WHAT NEEDS TO BE DONE
Would you repeat the listing exactly but omit every picture?
====
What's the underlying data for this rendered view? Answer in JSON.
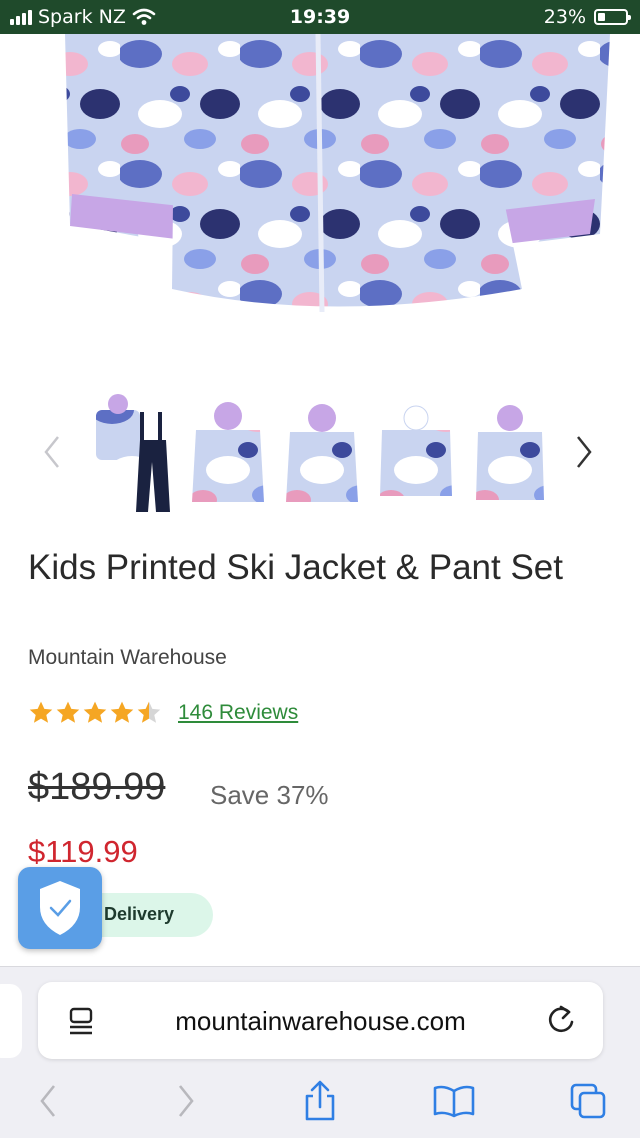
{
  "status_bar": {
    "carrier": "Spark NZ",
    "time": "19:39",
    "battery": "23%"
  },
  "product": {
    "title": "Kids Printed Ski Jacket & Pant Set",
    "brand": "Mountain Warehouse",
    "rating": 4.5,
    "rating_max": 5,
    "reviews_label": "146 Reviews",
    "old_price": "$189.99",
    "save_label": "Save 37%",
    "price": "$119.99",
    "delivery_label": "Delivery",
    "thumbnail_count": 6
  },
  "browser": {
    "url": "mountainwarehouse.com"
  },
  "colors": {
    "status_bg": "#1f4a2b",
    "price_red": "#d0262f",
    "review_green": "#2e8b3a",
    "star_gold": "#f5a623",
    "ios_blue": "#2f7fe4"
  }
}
====
RESULT
What's the underlying data for this rendered view? Answer in JSON.
{
  "status_bar": {
    "carrier": "Spark NZ",
    "time": "19:39",
    "battery": "23%"
  },
  "product": {
    "title": "Kids Printed Ski Jacket & Pant Set",
    "brand": "Mountain Warehouse",
    "rating": 4.5,
    "rating_max": 5,
    "reviews_label": "146 Reviews",
    "old_price": "$189.99",
    "save_label": "Save 37%",
    "price": "$119.99",
    "delivery_label": "Delivery",
    "thumbnail_count": 6
  },
  "browser": {
    "url": "mountainwarehouse.com"
  },
  "colors": {
    "status_bg": "#1f4a2b",
    "price_red": "#d0262f",
    "review_green": "#2e8b3a",
    "star_gold": "#f5a623",
    "ios_blue": "#2f7fe4"
  }
}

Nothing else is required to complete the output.